— start Provided records —
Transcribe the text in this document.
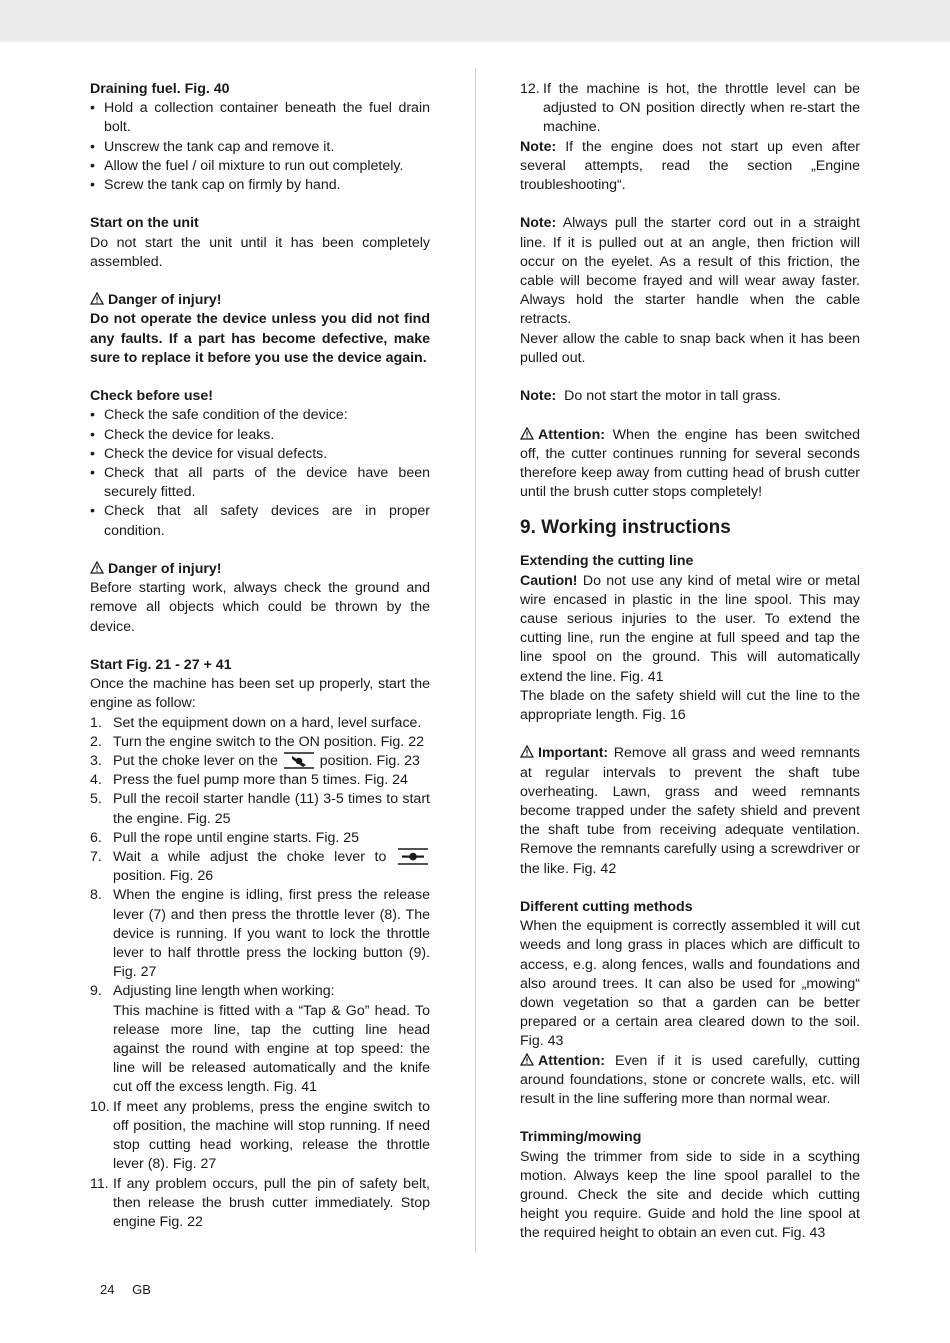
Draining fuel. Fig. 40

• Hold a collection container beneath the fuel drain bolt.
• Unscrew the tank cap and remove it.
• Allow the fuel / oil mixture to run out completely.
• Screw the tank cap on firmly by hand.

Start on the unit

Do not start the unit until it has been completely assembled.

Danger of injury!

Do not operate the device unless you did not find any faults. If a part has become defective, make sure to replace it before you use the device again.

Check before use!

• Check the safe condition of the device:
• Check the device for leaks.
• Check the device for visual defects.
• Check that all parts of the device have been securely fitted.
• Check that all safety devices are in proper condition.

Danger of injury!

Before starting work, always check the ground and remove all objects which could be thrown by the device.

Start Fig. 21 - 27 + 41

Once the machine has been set up properly, start the engine as follow:

1. Set the equipment down on a hard, level surface.
2. Turn the engine switch to the ON position. Fig. 22
3. Put the choke lever on the	position. Fig. 23
4. Press the fuel pump more than 5 times. Fig. 24
5. Pull the recoil starter handle (11) 3-5 times to start the engine. Fig. 25
6. Pull the rope until engine starts. Fig. 25
7. Wait a while adjust the choke lever to  position. Fig. 26
8. When the engine is idling, first press the release lever (7) and then press the throttle lever (8). The device is running. If you want to lock the throttle lever to half throttle press the locking button (9). Fig. 27
9. Adjusting line length when working:
This machine is fitted with a “Tap & Go” head. To release more line, tap the cutting line head against the round with engine at top speed: the line will be released automatically and the knife cut off the excess length. Fig. 41
10. If meet any problems, press the engine switch to off position, the machine will stop running. If need stop cutting head working, release the throttle lever (8). Fig. 27
11. If any problem occurs, pull the pin of safety belt, then release the brush cutter immediately. Stop engine Fig. 22
12. If the machine is hot, the throttle level can be adjusted to ON position directly when re-start the machine.

Note: If the engine does not start up even after several attempts, read the section „Engine troubleshooting“.

Note: Always pull the starter cord out in a straight line. If it is pulled out at an angle, then friction will occur on the eyelet. As a result of this friction, the cable will become frayed and will wear away faster. Always hold the starter handle when the cable retracts.

Never allow the cable to snap back when it has been pulled out.

Note: Do not start the motor in tall grass.

Attention: When the engine has been switched off, the cutter continues running for several seconds therefore keep away from cutting head of brush cutter until the brush cutter stops completely!

9. Working instructions

Extending the cutting line

Caution! Do not use any kind of metal wire or metal wire encased in plastic in the line spool. This may cause serious injuries to the user. To extend the cutting line, run the engine at full speed and tap the line spool on the ground. This will automatically extend the line. Fig. 41

The blade on the safety shield will cut the line to the appropriate length. Fig. 16

Important: Remove all grass and weed remnants at regular intervals to prevent the shaft tube overheating. Lawn, grass and weed remnants become trapped under the safety shield and prevent the shaft tube from receiving adequate ventilation. Remove the remnants carefully using a screwdriver or the like. Fig. 42

Different cutting methods

When the equipment is correctly assembled it will cut weeds and long grass in places which are difficult to access, e.g. along fences, walls and foundations and also around trees. It can also be used for „mowing“ down vegetation so that a garden can be better prepared or a certain area cleared down to the soil. Fig. 43

Attention: Even if it is used carefully, cutting around foundations, stone or concrete walls, etc. will result in the line suffering more than normal wear.

Trimming/mowing

Swing the trimmer from side to side in a scything motion. Always keep the line spool parallel to the ground. Check the site and decide which cutting height you require. Guide and hold the line spool at the required height to obtain an even cut. Fig. 43

24 GB
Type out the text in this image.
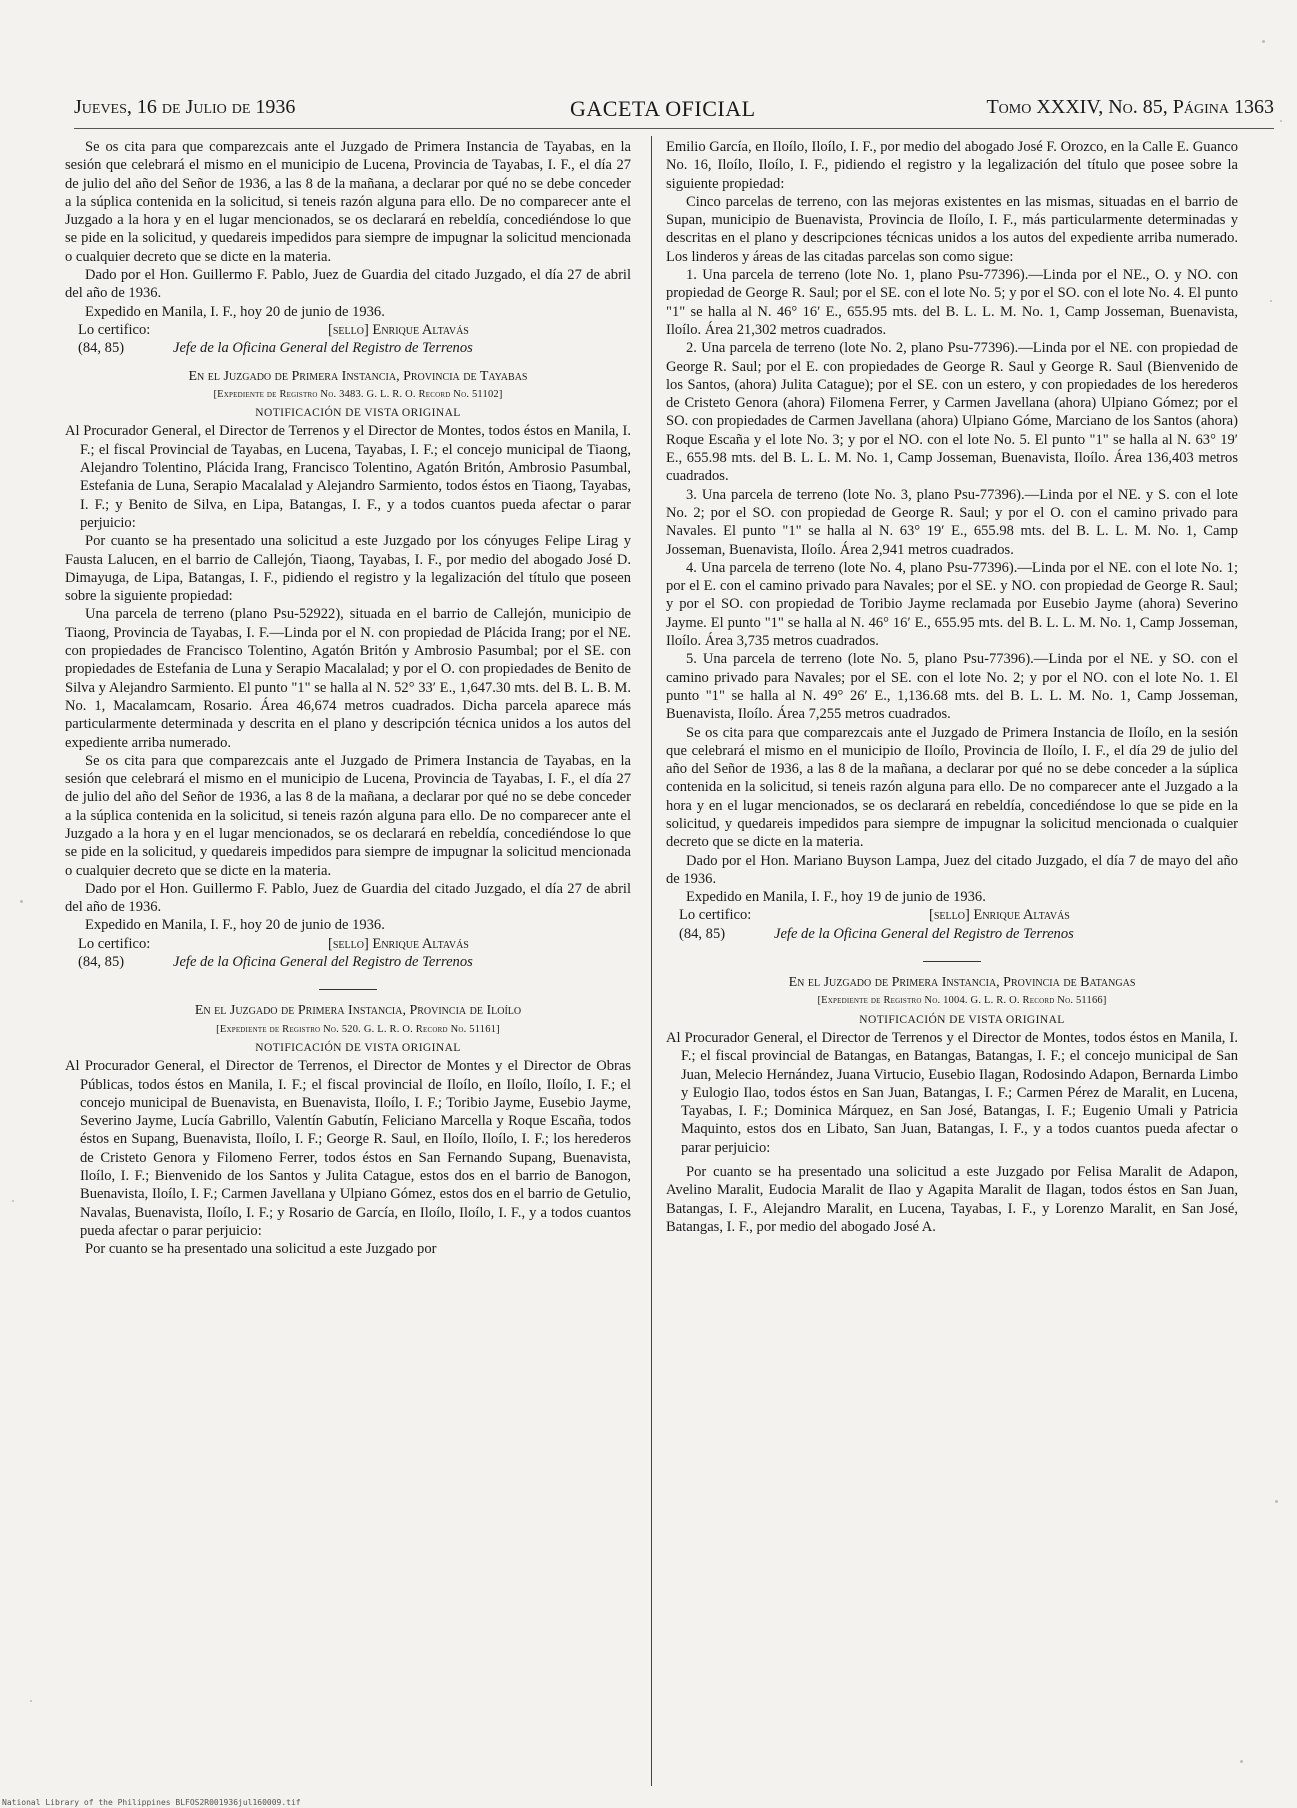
Jueves, 16 de Julio de 1936	GACETA OFICIAL	Tomo XXXIV, No. 85, Página 1363

Se os cita para que comparezcais ante el Juzgado de Primera Instancia de Tayabas, en la sesión que celebrará el mismo en el municipio de Lucena, Provincia de Tayabas, I. F., el día 27 de julio del año del Señor de 1936, a las 8 de la mañana, a declarar por qué no se debe conceder a la súplica contenida en la solicitud, si teneis razón alguna para ello. De no comparecer ante el Juzgado a la hora y en el lugar mencionados, se os declarará en rebeldía, concediéndose lo que se pide en la solicitud, y quedareis impedidos para siempre de impugnar la solicitud mencionada o cualquier decreto que se dicte en la materia.

Dado por el Hon. Guillermo F. Pablo, Juez de Guardia del citado Juzgado, el día 27 de abril del año de 1936.

Expedido en Manila, I. F., hoy 20 de junio de 1936.

Lo certifico:	[sello] Enrique Altavás
(84, 85)	Jefe de la Oficina General del Registro de Terrenos

En el Juzgado de Primera Instancia, Provincia de Tayabas

[Expediente de Registro No. 3483. G. L. R. O. Record No. 51102]

NOTIFICACIÓN DE VISTA ORIGINAL

Al Procurador General, el Director de Terrenos y el Director de Montes, todos éstos en Manila, I. F.; el fiscal Provincial de Tayabas, en Lucena, Tayabas, I. F.; el concejo municipal de Tiaong, Alejandro Tolentino, Plácida Irang, Francisco Tolentino, Agatón Britón, Ambrosio Pasumbal, Estefania de Luna, Serapio Macalalad y Alejandro Sarmiento, todos éstos en Tiaong, Tayabas, I. F.; y Benito de Silva, en Lipa, Batangas, I. F., y a todos cuantos pueda afectar o parar perjuicio:

Por cuanto se ha presentado una solicitud a este Juzgado por los cónyuges Felipe Lirag y Fausta Lalucen, en el barrio de Callejón, Tiaong, Tayabas, I. F., por medio del abogado José D. Dimayuga, de Lipa, Batangas, I. F., pidiendo el registro y la legalización del título que poseen sobre la siguiente propiedad:

Una parcela de terreno (plano Psu-52922), situada en el barrio de Callejón, municipio de Tiaong, Provincia de Tayabas, I. F.—Linda por el N. con propiedad de Plácida Irang; por el NE. con propiedades de Francisco Tolentino, Agatón Britón y Ambrosio Pasumbal; por el SE. con propiedades de Estefania de Luna y Serapio Macalalad; y por el O. con propiedades de Benito de Silva y Alejandro Sarmiento. El punto "1" se halla al N. 52° 33′ E., 1,647.30 mts. del B. L. B. M. No. 1, Macalamcam, Rosario. Área 46,674 metros cuadrados. Dicha parcela aparece más particularmente determinada y descrita en el plano y descripción técnica unidos a los autos del expediente arriba numerado.

Se os cita para que comparezcais ante el Juzgado de Primera Instancia de Tayabas, en la sesión que celebrará el mismo en el municipio de Lucena, Provincia de Tayabas, I. F., el día 27 de julio del año del Señor de 1936, a las 8 de la mañana, a declarar por qué no se debe conceder a la súplica contenida en la solicitud, si teneis razón alguna para ello. De no comparecer ante el Juzgado a la hora y en el lugar mencionados, se os declarará en rebeldía, concediéndose lo que se pide en la solicitud, y quedareis impedidos para siempre de impugnar la solicitud mencionada o cualquier decreto que se dicte en la materia.

Dado por el Hon. Guillermo F. Pablo, Juez de Guardia del citado Juzgado, el día 27 de abril del año de 1936.

Expedido en Manila, I. F., hoy 20 de junio de 1936.

Lo certifico:	[sello] Enrique Altavás
(84, 85)	Jefe de la Oficina General del Registro de Terrenos

En el Juzgado de Primera Instancia, Provincia de Iloílo

[Expediente de Registro No. 520. G. L. R. O. Record No. 51161]

NOTIFICACIÓN DE VISTA ORIGINAL

Al Procurador General, el Director de Terrenos, el Director de Montes y el Director de Obras Públicas, todos éstos en Manila, I. F.; el fiscal provincial de Iloílo, en Iloílo, Iloílo, I. F.; el concejo municipal de Buenavista, en Buenavista, Iloílo, I. F.; Toribio Jayme, Eusebio Jayme, Severino Jayme, Lucía Gabrillo, Valentín Gabutín, Feliciano Marcella y Roque Escaña, todos éstos en Supang, Buenavista, Iloílo, I. F.; George R. Saul, en Iloílo, Iloílo, I. F.; los herederos de Cristeto Genora y Filomeno Ferrer, todos éstos en San Fernando Supang, Buenavista, Iloílo, I. F.; Bienvenido de los Santos y Julita Catague, estos dos en el barrio de Banogon, Buenavista, Iloílo, I. F.; Carmen Javellana y Ulpiano Gómez, estos dos en el barrio de Getulio, Navalas, Buenavista, Iloílo, I. F.; y Rosario de García, en Iloílo, Iloílo, I. F., y a todos cuantos pueda afectar o parar perjuicio:

Por cuanto se ha presentado una solicitud a este Juzgado por

Emilio García, en Iloílo, Iloílo, I. F., por medio del abogado José F. Orozco, en la Calle E. Guanco No. 16, Iloílo, Iloílo, I. F., pidiendo el registro y la legalización del título que posee sobre la siguiente propiedad:

Cinco parcelas de terreno, con las mejoras existentes en las mismas, situadas en el barrio de Supan, municipio de Buenavista, Provincia de Iloílo, I. F., más particularmente determinadas y descritas en el plano y descripciones técnicas unidos a los autos del expediente arriba numerado. Los linderos y áreas de las citadas parcelas son como sigue:

1. Una parcela de terreno (lote No. 1, plano Psu-77396).—Linda por el NE., O. y NO. con propiedad de George R. Saul; por el SE. con el lote No. 5; y por el SO. con el lote No. 4. El punto "1" se halla al N. 46° 16′ E., 655.95 mts. del B. L. L. M. No. 1, Camp Josseman, Buenavista, Iloílo. Área 21,302 metros cuadrados.

2. Una parcela de terreno (lote No. 2, plano Psu-77396).—Linda por el NE. con propiedad de George R. Saul; por el E. con propiedades de George R. Saul y George R. Saul (Bienvenido de los Santos, (ahora) Julita Catague); por el SE. con un estero, y con propiedades de los herederos de Cristeto Genora (ahora) Filomena Ferrer, y Carmen Javellana (ahora) Ulpiano Gómez; por el SO. con propiedades de Carmen Javellana (ahora) Ulpiano Góme, Marciano de los Santos (ahora) Roque Escaña y el lote No. 3; y por el NO. con el lote No. 5. El punto "1" se halla al N. 63° 19′ E., 655.98 mts. del B. L. L. M. No. 1, Camp Josseman, Buenavista, Iloílo. Área 136,403 metros cuadrados.

3. Una parcela de terreno (lote No. 3, plano Psu-77396).—Linda por el NE. y S. con el lote No. 2; por el SO. con propiedad de George R. Saul; y por el O. con el camino privado para Navales. El punto "1" se halla al N. 63° 19′ E., 655.98 mts. del B. L. L. M. No. 1, Camp Josseman, Buenavista, Iloílo. Área 2,941 metros cuadrados.

4. Una parcela de terreno (lote No. 4, plano Psu-77396).—Linda por el NE. con el lote No. 1; por el E. con el camino privado para Navales; por el SE. y NO. con propiedad de George R. Saul; y por el SO. con propiedad de Toribio Jayme reclamada por Eusebio Jayme (ahora) Severino Jayme. El punto "1" se halla al N. 46° 16′ E., 655.95 mts. del B. L. L. M. No. 1, Camp Josseman, Iloílo. Área 3,735 metros cuadrados.

5. Una parcela de terreno (lote No. 5, plano Psu-77396).—Linda por el NE. y SO. con el camino privado para Navales; por el SE. con el lote No. 2; y por el NO. con el lote No. 1. El punto "1" se halla al N. 49° 26′ E., 1,136.68 mts. del B. L. L. M. No. 1, Camp Josseman, Buenavista, Iloílo. Área 7,255 metros cuadrados.

Se os cita para que comparezcais ante el Juzgado de Primera Instancia de Iloílo, en la sesión que celebrará el mismo en el municipio de Iloílo, Provincia de Iloílo, I. F., el día 29 de julio del año del Señor de 1936, a las 8 de la mañana, a declarar por qué no se debe conceder a la súplica contenida en la solicitud, si teneis razón alguna para ello. De no comparecer ante el Juzgado a la hora y en el lugar mencionados, se os declarará en rebeldía, concediéndose lo que se pide en la solicitud, y quedareis impedidos para siempre de impugnar la solicitud mencionada o cualquier decreto que se dicte en la materia.

Dado por el Hon. Mariano Buyson Lampa, Juez del citado Juzgado, el día 7 de mayo del año de 1936.

Expedido en Manila, I. F., hoy 19 de junio de 1936.

Lo certifico:	[sello] Enrique Altavás
(84, 85)	Jefe de la Oficina General del Registro de Terrenos

En el Juzgado de Primera Instancia, Provincia de Batangas

[Expediente de Registro No. 1004. G. L. R. O. Record No. 51166]

NOTIFICACIÓN DE VISTA ORIGINAL

Al Procurador General, el Director de Terrenos y el Director de Montes, todos éstos en Manila, I. F.; el fiscal provincial de Batangas, en Batangas, Batangas, I. F.; el concejo municipal de San Juan, Melecio Hernández, Juana Virtucio, Eusebio Ilagan, Rodosindo Adapon, Bernarda Limbo y Eulogio Ilao, todos éstos en San Juan, Batangas, I. F.; Carmen Pérez de Maralit, en Lucena, Tayabas, I. F.; Dominica Márquez, en San José, Batangas, I. F.; Eugenio Umali y Patricia Maquinto, estos dos en Libato, San Juan, Batangas, I. F., y a todos cuantos pueda afectar o parar perjuicio:

Por cuanto se ha presentado una solicitud a este Juzgado por Felisa Maralit de Adapon, Avelino Maralit, Eudocia Maralit de Ilao y Agapita Maralit de Ilagan, todos éstos en San Juan, Batangas, I. F., Alejandro Maralit, en Lucena, Tayabas, I. F., y Lorenzo Maralit, en San José, Batangas, I. F., por medio del abogado José A.

National Library of the Philippines BLFOS2R001936jul160009.tif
— end Provided records —
What is expected: Your task is to gather all lines from the entries above that hold the word "grass".

Answer for this exercise:
Note: Do not start the motor in tall grass.
Important: Remove all grass and weed remnants at regular intervals to prevent the shaft tube overheating. Lawn, grass and weed remnants become trapped under the safety shield and prevent the shaft tube from receiving adequate ventilation. Remove the remnants carefully using a screwdriver or the like. Fig. 42
When the equipment is correctly assembled it will cut weeds and long grass in places which are difficult to access, e.g. along fences, walls and foundations and also around trees. It can also be used for „mowing“ down vegetation so that a garden can be better prepared or a certain area cleared down to the soil. Fig. 43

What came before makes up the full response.